● **Written request**: Copy each line that holds "report".

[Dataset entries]
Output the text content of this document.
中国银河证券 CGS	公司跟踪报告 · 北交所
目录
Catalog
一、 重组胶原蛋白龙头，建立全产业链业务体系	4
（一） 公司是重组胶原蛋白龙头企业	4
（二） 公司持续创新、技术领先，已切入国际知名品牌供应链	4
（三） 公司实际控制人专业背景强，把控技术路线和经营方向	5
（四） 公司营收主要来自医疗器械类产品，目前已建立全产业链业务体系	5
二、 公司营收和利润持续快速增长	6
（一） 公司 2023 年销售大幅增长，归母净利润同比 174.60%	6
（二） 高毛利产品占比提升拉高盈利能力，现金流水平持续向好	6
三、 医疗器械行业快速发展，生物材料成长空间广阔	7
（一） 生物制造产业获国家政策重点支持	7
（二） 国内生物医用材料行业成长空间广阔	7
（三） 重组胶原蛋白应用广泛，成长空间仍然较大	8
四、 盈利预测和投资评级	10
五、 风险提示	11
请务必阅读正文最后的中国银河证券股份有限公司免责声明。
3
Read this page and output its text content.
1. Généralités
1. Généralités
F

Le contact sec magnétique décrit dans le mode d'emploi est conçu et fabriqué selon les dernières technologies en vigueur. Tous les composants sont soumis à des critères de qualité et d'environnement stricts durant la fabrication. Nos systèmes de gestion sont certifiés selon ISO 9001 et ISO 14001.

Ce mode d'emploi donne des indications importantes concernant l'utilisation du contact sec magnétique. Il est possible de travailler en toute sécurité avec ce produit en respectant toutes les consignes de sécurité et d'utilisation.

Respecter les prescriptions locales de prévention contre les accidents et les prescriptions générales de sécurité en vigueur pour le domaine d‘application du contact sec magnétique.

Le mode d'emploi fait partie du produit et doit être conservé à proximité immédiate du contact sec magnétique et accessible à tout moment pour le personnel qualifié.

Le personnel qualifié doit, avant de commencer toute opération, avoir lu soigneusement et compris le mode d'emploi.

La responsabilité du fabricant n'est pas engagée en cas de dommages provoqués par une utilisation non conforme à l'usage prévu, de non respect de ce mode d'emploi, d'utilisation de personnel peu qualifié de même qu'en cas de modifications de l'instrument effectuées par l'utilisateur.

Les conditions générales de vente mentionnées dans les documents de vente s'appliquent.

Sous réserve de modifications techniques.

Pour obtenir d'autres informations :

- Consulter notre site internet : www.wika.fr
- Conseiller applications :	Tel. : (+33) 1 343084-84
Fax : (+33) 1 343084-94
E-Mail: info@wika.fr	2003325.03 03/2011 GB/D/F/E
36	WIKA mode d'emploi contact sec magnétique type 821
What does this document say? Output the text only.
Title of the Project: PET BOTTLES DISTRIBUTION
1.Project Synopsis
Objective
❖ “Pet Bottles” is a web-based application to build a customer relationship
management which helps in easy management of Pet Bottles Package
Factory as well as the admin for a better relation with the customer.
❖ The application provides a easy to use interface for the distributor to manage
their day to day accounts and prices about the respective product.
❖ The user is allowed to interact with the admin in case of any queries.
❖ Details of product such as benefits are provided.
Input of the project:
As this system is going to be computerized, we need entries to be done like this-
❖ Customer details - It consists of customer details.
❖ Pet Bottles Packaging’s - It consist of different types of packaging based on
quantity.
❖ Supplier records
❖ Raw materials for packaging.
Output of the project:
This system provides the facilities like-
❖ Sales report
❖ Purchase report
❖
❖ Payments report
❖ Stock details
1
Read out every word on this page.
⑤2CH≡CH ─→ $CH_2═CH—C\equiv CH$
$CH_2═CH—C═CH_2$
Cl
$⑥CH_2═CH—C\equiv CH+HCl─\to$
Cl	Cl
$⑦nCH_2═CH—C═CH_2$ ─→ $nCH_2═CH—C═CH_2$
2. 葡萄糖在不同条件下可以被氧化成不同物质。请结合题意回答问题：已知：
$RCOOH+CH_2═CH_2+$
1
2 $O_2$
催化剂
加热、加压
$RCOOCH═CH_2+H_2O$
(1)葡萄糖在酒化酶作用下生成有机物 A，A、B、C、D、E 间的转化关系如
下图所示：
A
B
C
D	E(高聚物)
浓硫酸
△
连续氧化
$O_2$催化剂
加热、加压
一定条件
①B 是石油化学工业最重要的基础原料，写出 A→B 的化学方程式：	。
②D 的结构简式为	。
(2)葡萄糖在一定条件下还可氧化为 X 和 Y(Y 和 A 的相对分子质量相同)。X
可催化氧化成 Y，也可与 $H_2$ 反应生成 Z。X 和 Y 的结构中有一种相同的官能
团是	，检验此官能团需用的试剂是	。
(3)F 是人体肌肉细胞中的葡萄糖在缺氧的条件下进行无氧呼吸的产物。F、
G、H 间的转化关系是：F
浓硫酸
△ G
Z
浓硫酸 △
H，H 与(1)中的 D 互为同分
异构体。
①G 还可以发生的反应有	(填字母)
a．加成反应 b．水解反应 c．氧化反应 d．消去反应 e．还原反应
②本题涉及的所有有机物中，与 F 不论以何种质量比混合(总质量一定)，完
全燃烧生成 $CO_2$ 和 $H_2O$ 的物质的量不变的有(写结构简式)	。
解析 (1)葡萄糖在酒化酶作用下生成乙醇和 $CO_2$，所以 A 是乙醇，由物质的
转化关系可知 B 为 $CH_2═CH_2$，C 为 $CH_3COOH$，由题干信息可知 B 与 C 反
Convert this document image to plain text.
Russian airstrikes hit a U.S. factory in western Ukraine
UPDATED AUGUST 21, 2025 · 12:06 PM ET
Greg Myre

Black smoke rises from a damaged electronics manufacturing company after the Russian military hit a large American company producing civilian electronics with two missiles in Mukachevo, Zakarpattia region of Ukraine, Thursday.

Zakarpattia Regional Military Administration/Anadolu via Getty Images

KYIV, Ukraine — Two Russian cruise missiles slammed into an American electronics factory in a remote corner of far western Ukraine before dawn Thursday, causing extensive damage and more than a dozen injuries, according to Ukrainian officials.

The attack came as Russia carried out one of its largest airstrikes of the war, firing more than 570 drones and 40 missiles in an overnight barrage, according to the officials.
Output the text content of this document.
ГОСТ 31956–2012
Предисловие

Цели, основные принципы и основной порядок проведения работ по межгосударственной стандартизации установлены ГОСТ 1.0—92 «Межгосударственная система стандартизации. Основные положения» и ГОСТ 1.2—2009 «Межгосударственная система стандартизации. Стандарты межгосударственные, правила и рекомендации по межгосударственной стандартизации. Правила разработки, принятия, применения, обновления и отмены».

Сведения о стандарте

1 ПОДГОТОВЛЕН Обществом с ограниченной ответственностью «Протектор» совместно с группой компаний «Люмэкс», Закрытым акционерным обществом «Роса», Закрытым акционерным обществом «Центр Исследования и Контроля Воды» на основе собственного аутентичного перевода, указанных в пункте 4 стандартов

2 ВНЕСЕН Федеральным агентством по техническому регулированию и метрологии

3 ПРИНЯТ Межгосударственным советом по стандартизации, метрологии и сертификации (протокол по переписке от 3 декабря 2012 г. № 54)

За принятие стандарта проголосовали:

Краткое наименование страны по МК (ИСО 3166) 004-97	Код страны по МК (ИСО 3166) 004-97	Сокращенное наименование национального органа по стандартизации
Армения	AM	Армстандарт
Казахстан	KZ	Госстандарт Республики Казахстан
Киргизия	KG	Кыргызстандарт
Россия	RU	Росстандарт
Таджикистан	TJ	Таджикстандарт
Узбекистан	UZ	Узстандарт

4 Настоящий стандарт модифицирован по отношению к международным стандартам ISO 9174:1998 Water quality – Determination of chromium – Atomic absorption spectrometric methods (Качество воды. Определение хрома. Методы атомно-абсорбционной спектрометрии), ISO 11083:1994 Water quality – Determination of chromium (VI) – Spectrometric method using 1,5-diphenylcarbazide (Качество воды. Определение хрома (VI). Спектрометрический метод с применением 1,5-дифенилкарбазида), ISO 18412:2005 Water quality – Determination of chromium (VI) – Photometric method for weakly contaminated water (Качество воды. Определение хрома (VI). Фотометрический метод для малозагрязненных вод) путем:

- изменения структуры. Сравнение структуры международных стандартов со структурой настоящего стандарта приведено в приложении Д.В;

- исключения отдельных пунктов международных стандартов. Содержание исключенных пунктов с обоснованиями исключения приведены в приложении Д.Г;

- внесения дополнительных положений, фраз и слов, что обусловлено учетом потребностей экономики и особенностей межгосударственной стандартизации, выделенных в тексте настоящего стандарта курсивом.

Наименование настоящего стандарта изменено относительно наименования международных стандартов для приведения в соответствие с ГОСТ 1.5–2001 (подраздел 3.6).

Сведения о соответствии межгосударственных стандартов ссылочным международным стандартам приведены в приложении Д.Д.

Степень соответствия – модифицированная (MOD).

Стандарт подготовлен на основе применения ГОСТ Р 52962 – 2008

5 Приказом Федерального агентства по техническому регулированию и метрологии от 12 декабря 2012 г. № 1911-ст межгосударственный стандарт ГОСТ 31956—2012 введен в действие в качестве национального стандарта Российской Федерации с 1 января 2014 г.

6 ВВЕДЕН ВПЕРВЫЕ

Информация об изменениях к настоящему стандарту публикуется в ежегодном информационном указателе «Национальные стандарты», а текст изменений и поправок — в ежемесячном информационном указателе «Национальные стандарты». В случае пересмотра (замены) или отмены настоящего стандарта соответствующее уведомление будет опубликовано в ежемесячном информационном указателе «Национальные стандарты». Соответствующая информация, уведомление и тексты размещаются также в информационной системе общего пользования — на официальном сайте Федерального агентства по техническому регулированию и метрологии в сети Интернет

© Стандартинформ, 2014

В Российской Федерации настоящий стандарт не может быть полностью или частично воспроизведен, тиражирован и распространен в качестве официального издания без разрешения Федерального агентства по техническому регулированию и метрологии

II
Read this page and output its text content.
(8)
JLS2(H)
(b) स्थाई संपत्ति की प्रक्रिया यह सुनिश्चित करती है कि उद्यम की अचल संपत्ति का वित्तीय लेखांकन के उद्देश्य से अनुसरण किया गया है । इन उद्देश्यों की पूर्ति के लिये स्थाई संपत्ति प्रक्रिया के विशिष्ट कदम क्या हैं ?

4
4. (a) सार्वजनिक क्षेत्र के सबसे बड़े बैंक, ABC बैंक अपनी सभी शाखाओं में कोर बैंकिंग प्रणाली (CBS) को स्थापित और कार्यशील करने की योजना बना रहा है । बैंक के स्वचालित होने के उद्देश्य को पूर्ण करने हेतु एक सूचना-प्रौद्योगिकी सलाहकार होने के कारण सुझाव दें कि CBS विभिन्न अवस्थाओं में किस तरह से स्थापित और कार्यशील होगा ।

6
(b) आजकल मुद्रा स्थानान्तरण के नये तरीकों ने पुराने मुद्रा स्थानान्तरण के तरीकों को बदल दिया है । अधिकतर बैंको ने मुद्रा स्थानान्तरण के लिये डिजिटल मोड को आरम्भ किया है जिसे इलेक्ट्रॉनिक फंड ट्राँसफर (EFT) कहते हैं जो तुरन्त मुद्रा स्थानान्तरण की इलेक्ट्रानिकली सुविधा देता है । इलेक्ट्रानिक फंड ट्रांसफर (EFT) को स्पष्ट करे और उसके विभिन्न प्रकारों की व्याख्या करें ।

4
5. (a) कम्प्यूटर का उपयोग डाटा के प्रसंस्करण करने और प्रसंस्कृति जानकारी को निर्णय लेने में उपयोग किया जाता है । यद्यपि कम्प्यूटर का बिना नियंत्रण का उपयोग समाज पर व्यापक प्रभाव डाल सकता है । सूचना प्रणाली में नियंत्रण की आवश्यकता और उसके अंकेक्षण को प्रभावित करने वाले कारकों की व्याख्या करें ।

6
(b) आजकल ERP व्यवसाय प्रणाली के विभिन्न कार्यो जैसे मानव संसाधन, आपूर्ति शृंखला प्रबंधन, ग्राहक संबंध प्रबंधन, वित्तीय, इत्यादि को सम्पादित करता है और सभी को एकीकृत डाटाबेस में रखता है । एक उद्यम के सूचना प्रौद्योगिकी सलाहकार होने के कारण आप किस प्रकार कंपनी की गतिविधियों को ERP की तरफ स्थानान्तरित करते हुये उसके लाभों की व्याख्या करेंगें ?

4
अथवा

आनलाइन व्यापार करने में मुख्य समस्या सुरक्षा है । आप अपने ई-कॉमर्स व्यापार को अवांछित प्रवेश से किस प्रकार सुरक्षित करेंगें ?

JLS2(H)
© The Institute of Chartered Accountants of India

● **Final result**:
❖ Sales report
❖ Purchase report
❖ Payments report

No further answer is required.